[EXTRACTED ENTRIES]
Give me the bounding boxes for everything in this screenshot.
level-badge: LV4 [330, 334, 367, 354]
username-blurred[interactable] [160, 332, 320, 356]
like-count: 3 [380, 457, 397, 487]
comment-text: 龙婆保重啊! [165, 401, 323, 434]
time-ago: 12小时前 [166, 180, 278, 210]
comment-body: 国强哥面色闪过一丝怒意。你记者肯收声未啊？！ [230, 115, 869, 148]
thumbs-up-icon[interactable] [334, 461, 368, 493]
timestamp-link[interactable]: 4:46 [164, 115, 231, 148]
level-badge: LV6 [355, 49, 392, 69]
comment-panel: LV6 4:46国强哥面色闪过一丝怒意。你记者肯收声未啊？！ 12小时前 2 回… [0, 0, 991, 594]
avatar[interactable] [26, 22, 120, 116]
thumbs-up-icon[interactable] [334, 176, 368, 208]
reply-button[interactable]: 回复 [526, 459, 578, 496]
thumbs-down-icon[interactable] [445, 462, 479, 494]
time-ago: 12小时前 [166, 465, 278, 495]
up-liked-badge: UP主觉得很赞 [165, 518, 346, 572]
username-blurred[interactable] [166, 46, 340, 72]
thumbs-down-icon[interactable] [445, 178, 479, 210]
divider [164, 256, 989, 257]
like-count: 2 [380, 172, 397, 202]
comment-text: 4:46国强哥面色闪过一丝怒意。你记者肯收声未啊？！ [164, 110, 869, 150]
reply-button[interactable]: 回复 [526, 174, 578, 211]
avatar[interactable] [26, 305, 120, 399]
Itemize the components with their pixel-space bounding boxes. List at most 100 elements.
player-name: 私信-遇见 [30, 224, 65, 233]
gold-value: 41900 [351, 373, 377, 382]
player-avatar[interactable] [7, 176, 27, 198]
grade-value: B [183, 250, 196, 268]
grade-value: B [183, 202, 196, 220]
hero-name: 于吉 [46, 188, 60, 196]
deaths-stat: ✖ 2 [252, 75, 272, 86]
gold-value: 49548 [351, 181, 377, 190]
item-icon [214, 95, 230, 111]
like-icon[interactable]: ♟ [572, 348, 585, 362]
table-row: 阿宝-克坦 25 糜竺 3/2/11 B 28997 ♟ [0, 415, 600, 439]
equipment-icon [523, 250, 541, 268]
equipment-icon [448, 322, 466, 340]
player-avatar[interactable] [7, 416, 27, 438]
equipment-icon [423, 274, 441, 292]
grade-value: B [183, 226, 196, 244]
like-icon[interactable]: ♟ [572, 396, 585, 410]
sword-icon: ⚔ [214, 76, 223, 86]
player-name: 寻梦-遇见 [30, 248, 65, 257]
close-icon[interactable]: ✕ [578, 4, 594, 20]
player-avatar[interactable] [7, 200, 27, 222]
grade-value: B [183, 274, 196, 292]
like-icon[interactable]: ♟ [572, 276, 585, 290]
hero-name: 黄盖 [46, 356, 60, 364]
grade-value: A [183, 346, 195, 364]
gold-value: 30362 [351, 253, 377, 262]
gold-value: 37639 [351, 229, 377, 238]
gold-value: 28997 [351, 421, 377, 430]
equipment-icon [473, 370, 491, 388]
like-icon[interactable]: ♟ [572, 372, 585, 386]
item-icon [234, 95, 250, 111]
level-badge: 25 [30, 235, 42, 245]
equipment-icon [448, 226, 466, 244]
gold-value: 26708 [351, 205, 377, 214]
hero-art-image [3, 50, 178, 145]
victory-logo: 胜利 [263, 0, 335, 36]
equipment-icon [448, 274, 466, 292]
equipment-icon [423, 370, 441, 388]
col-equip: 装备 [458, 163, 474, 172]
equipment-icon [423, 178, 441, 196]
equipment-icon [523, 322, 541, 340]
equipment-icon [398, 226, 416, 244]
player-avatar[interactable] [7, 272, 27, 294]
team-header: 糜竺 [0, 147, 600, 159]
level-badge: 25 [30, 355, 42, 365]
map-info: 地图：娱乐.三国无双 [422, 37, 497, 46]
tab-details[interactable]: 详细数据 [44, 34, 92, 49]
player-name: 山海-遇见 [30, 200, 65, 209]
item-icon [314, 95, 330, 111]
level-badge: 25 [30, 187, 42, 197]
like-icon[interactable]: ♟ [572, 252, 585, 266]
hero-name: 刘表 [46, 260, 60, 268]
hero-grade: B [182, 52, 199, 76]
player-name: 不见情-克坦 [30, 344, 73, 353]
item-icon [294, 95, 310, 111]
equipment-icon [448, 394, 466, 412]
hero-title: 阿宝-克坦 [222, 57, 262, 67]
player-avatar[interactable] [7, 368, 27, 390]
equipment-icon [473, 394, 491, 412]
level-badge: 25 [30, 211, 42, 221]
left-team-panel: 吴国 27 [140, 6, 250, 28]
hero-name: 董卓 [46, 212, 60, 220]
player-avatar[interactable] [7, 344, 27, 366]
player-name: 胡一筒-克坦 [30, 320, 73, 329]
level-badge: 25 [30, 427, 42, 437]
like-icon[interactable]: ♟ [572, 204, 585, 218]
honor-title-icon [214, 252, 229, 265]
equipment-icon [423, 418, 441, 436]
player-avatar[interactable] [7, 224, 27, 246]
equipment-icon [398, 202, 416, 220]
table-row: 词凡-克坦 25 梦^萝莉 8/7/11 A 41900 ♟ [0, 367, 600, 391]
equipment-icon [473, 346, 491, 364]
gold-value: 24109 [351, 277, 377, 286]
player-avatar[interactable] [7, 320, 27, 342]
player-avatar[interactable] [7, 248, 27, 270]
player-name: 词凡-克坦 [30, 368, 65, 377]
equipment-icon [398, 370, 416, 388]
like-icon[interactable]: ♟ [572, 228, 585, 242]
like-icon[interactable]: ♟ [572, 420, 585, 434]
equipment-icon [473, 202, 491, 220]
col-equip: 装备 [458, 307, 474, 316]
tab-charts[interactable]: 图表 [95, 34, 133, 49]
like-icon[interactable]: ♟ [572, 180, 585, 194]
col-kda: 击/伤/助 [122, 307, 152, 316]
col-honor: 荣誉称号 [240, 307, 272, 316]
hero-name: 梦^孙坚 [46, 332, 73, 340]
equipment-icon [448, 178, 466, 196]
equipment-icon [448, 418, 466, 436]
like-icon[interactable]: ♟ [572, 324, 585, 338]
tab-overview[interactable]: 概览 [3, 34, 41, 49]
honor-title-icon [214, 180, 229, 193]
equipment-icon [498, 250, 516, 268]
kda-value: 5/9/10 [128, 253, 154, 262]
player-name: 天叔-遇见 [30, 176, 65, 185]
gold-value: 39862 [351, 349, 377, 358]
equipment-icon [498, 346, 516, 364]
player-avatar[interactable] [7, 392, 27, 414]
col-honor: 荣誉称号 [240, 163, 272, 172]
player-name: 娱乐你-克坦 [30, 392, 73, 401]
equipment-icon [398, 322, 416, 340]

[YOUR TASK]
Reproduce every line of the records above verbatim, in their original order.

[RESULT OF THE TASK]
Give me the bounding boxes for everything in this screenshot.
level-badge: LV4 [330, 334, 367, 354]
username-blurred[interactable] [160, 332, 320, 356]
like-count: 3 [380, 457, 397, 487]
comment-text: 龙婆保重啊! [165, 401, 323, 434]
time-ago: 12小时前 [166, 180, 278, 210]
comment-body: 国强哥面色闪过一丝怒意。你记者肯收声未啊？！ [230, 115, 869, 148]
thumbs-up-icon[interactable] [334, 461, 368, 493]
timestamp-link[interactable]: 4:46 [164, 115, 231, 148]
level-badge: LV6 [355, 49, 392, 69]
comment-panel: LV6 4:46国强哥面色闪过一丝怒意。你记者肯收声未啊？！ 12小时前 2 回… [0, 0, 991, 594]
avatar[interactable] [26, 22, 120, 116]
thumbs-up-icon[interactable] [334, 176, 368, 208]
reply-button[interactable]: 回复 [526, 459, 578, 496]
thumbs-down-icon[interactable] [445, 462, 479, 494]
time-ago: 12小时前 [166, 465, 278, 495]
up-liked-badge: UP主觉得很赞 [165, 518, 346, 572]
username-blurred[interactable] [166, 46, 340, 72]
thumbs-down-icon[interactable] [445, 178, 479, 210]
divider [164, 256, 989, 257]
like-count: 2 [380, 172, 397, 202]
comment-text: 4:46国强哥面色闪过一丝怒意。你记者肯收声未啊？！ [164, 110, 869, 150]
reply-button[interactable]: 回复 [526, 174, 578, 211]
avatar[interactable] [26, 305, 120, 399]
Itemize the components with their pixel-space bounding boxes. List at most 100 elements.
player-name: 私信-遇见 [30, 224, 65, 233]
gold-value: 41900 [351, 373, 377, 382]
player-avatar[interactable] [7, 176, 27, 198]
grade-value: B [183, 250, 196, 268]
grade-value: B [183, 202, 196, 220]
hero-name: 于吉 [46, 188, 60, 196]
deaths-stat: ✖ 2 [252, 75, 272, 86]
gold-value: 49548 [351, 181, 377, 190]
item-icon [214, 95, 230, 111]
like-icon[interactable]: ♟ [572, 348, 585, 362]
table-row: 阿宝-克坦 25 糜竺 3/2/11 B 28997 ♟ [0, 415, 600, 439]
equipment-icon [523, 250, 541, 268]
equipment-icon [448, 322, 466, 340]
player-avatar[interactable] [7, 416, 27, 438]
equipment-icon [423, 274, 441, 292]
grade-value: B [183, 226, 196, 244]
like-icon[interactable]: ♟ [572, 396, 585, 410]
sword-icon: ⚔ [214, 76, 223, 86]
player-name: 寻梦-遇见 [30, 248, 65, 257]
close-icon[interactable]: ✕ [578, 4, 594, 20]
player-avatar[interactable] [7, 200, 27, 222]
grade-value: B [183, 274, 196, 292]
like-icon[interactable]: ♟ [572, 276, 585, 290]
hero-name: 黄盖 [46, 356, 60, 364]
grade-value: A [183, 346, 195, 364]
gold-value: 30362 [351, 253, 377, 262]
gold-value: 37639 [351, 229, 377, 238]
gold-value: 28997 [351, 421, 377, 430]
equipment-icon [473, 370, 491, 388]
like-icon[interactable]: ♟ [572, 372, 585, 386]
item-icon [234, 95, 250, 111]
level-badge: 25 [30, 235, 42, 245]
equipment-icon [448, 226, 466, 244]
gold-value: 26708 [351, 205, 377, 214]
hero-art-image [3, 50, 178, 145]
victory-logo: 胜利 [263, 0, 335, 36]
equipment-icon [448, 274, 466, 292]
equipment-icon [423, 370, 441, 388]
col-equip: 装备 [458, 163, 474, 172]
equipment-icon [423, 178, 441, 196]
equipment-icon [523, 322, 541, 340]
equipment-icon [398, 226, 416, 244]
player-avatar[interactable] [7, 272, 27, 294]
team-header: 糜竺 [0, 147, 600, 159]
level-badge: 25 [30, 355, 42, 365]
map-info: 地图：娱乐.三国无双 [422, 37, 497, 46]
tab-details[interactable]: 详细数据 [44, 34, 92, 49]
player-name: 山海-遇见 [30, 200, 65, 209]
item-icon [314, 95, 330, 111]
level-badge: 25 [30, 187, 42, 197]
like-icon[interactable]: ♟ [572, 252, 585, 266]
hero-name: 刘表 [46, 260, 60, 268]
hero-grade: B [182, 52, 199, 76]
player-name: 不见情-克坦 [30, 344, 73, 353]
item-icon [294, 95, 310, 111]
equipment-icon [448, 394, 466, 412]
hero-title: 阿宝-克坦 [222, 57, 262, 67]
player-avatar[interactable] [7, 368, 27, 390]
equipment-icon [473, 394, 491, 412]
level-badge: 25 [30, 211, 42, 221]
left-team-panel: 吴国 27 [140, 6, 250, 28]
hero-name: 董卓 [46, 212, 60, 220]
player-avatar[interactable] [7, 344, 27, 366]
player-name: 胡一筒-克坦 [30, 320, 73, 329]
level-badge: 25 [30, 427, 42, 437]
like-icon[interactable]: ♟ [572, 204, 585, 218]
honor-title-icon [214, 252, 229, 265]
equipment-icon [423, 418, 441, 436]
player-avatar[interactable] [7, 224, 27, 246]
equipment-icon [398, 202, 416, 220]
table-row: 词凡-克坦 25 梦^萝莉 8/7/11 A 41900 ♟ [0, 367, 600, 391]
equipment-icon [473, 346, 491, 364]
gold-value: 24109 [351, 277, 377, 286]
player-avatar[interactable] [7, 320, 27, 342]
player-avatar[interactable] [7, 248, 27, 270]
player-name: 词凡-克坦 [30, 368, 65, 377]
equipment-icon [398, 370, 416, 388]
like-icon[interactable]: ♟ [572, 228, 585, 242]
like-icon[interactable]: ♟ [572, 420, 585, 434]
equipment-icon [473, 202, 491, 220]
col-equip: 装备 [458, 307, 474, 316]
tab-charts[interactable]: 图表 [95, 34, 133, 49]
like-icon[interactable]: ♟ [572, 180, 585, 194]
col-kda: 击/伤/助 [122, 307, 152, 316]
col-honor: 荣誉称号 [240, 307, 272, 316]
hero-name: 梦^孙坚 [46, 332, 73, 340]
equipment-icon [448, 178, 466, 196]
equipment-icon [448, 418, 466, 436]
like-icon[interactable]: ♟ [572, 324, 585, 338]
tab-overview[interactable]: 概览 [3, 34, 41, 49]
honor-title-icon [214, 180, 229, 193]
equipment-icon [498, 250, 516, 268]
kda-value: 5/9/10 [128, 253, 154, 262]
player-name: 天叔-遇见 [30, 176, 65, 185]
gold-value: 39862 [351, 349, 377, 358]
equipment-icon [498, 346, 516, 364]
player-avatar[interactable] [7, 392, 27, 414]
col-honor: 荣誉称号 [240, 163, 272, 172]
player-name: 娱乐你-克坦 [30, 392, 73, 401]
equipment-icon [398, 322, 416, 340]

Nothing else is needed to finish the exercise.